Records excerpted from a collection
## begin

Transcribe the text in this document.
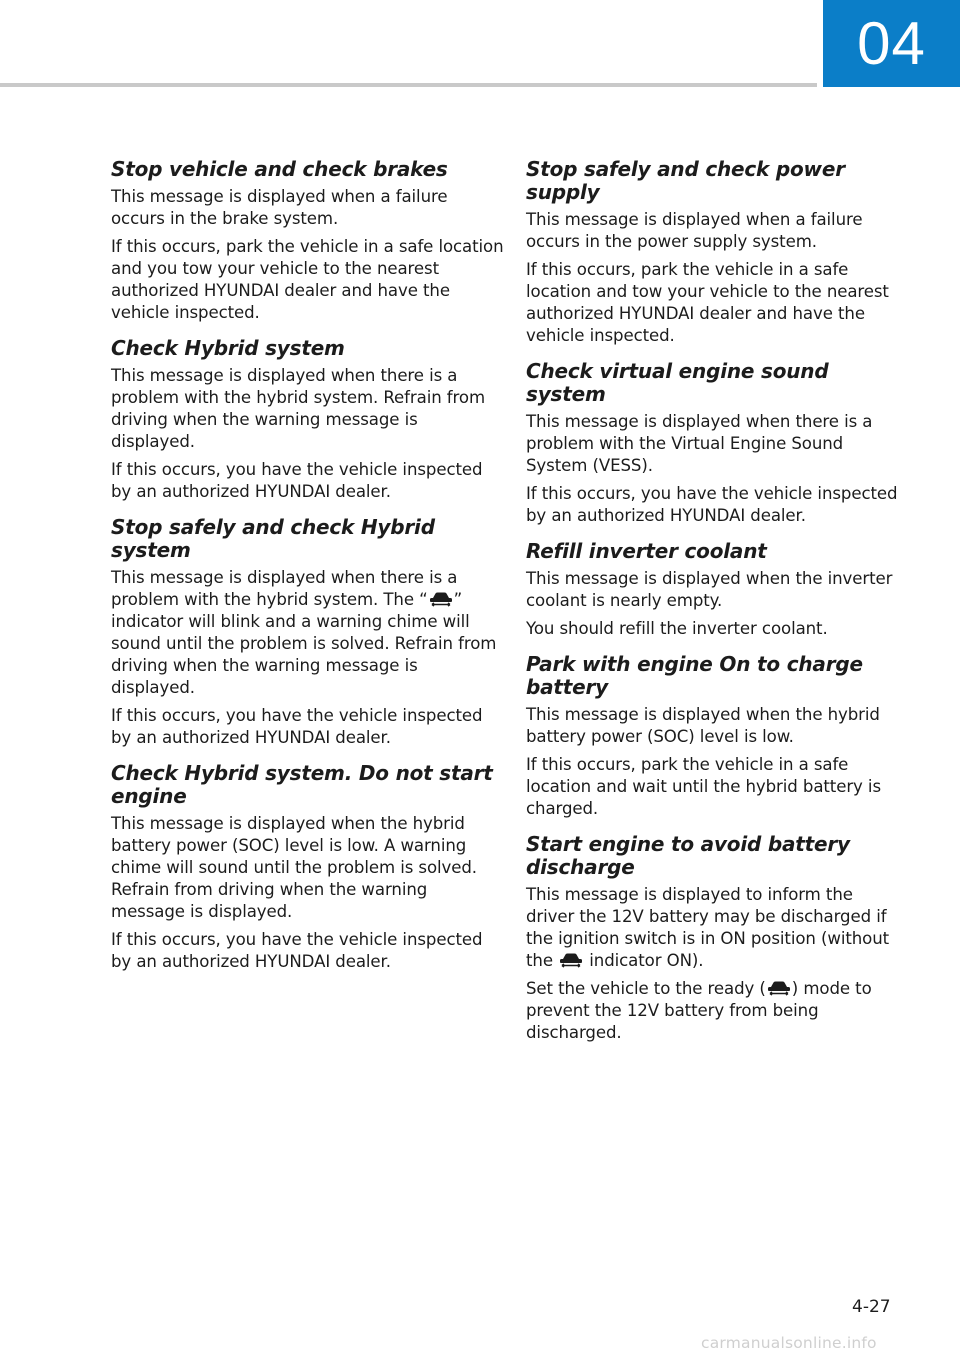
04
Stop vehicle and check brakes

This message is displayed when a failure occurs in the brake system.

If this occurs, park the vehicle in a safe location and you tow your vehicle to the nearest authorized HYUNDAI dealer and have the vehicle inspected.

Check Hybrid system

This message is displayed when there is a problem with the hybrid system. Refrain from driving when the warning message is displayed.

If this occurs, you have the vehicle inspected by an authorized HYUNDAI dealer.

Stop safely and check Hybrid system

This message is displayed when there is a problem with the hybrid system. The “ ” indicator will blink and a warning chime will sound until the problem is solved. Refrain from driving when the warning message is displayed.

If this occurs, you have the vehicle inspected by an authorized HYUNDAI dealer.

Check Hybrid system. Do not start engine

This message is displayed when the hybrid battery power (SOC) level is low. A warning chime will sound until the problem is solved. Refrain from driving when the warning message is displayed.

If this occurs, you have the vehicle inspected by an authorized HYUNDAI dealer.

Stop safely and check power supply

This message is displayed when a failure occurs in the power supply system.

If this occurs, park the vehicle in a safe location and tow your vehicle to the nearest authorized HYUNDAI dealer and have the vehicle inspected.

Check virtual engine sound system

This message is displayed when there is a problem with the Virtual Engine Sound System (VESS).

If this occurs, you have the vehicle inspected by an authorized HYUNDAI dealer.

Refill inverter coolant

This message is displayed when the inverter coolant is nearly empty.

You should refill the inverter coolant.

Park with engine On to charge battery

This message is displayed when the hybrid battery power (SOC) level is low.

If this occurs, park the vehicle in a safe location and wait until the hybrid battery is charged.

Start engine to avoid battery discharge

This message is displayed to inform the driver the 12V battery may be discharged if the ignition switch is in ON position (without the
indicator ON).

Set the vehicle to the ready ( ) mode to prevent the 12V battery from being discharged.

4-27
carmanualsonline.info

## end
## begin

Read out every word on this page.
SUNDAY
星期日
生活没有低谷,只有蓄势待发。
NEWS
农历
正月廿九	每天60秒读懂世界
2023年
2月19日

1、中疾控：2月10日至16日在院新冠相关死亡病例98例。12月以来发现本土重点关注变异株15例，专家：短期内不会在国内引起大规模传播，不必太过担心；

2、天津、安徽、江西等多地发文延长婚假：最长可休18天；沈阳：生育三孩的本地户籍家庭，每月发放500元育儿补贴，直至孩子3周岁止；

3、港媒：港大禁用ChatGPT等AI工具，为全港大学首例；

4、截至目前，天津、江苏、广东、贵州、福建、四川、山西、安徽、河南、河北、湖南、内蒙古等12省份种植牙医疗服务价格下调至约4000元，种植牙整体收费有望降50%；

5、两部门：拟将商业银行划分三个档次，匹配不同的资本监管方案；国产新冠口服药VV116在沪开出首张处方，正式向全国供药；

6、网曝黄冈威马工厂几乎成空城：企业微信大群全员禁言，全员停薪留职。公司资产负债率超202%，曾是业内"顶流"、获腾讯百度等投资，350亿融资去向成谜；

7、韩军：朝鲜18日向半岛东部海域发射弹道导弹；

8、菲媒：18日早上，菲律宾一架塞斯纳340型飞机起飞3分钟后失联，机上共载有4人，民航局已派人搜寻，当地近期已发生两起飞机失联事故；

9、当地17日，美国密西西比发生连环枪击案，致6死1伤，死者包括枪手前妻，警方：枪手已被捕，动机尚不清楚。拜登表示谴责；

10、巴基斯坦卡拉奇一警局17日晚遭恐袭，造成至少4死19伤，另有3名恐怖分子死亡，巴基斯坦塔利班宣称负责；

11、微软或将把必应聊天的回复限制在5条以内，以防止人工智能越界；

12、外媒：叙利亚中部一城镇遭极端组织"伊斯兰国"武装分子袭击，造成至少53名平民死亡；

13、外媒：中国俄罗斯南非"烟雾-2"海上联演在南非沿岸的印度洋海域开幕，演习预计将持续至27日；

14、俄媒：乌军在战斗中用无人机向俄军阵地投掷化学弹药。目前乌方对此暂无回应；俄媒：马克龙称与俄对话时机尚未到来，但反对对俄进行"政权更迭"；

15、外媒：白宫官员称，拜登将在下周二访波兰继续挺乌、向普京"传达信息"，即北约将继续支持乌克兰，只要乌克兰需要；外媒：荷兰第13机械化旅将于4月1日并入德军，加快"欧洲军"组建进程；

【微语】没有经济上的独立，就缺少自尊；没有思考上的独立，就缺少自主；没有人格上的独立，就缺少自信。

## end

• [Given problem]: Every line in the data that holds "level" should be copied out.

• [Task response]:
This message is displayed when the hybrid battery power (SOC) level is low. A warning chime will sound until the problem is solved. Refrain from driving when the warning message is displayed.
This message is displayed when the hybrid battery power (SOC) level is low.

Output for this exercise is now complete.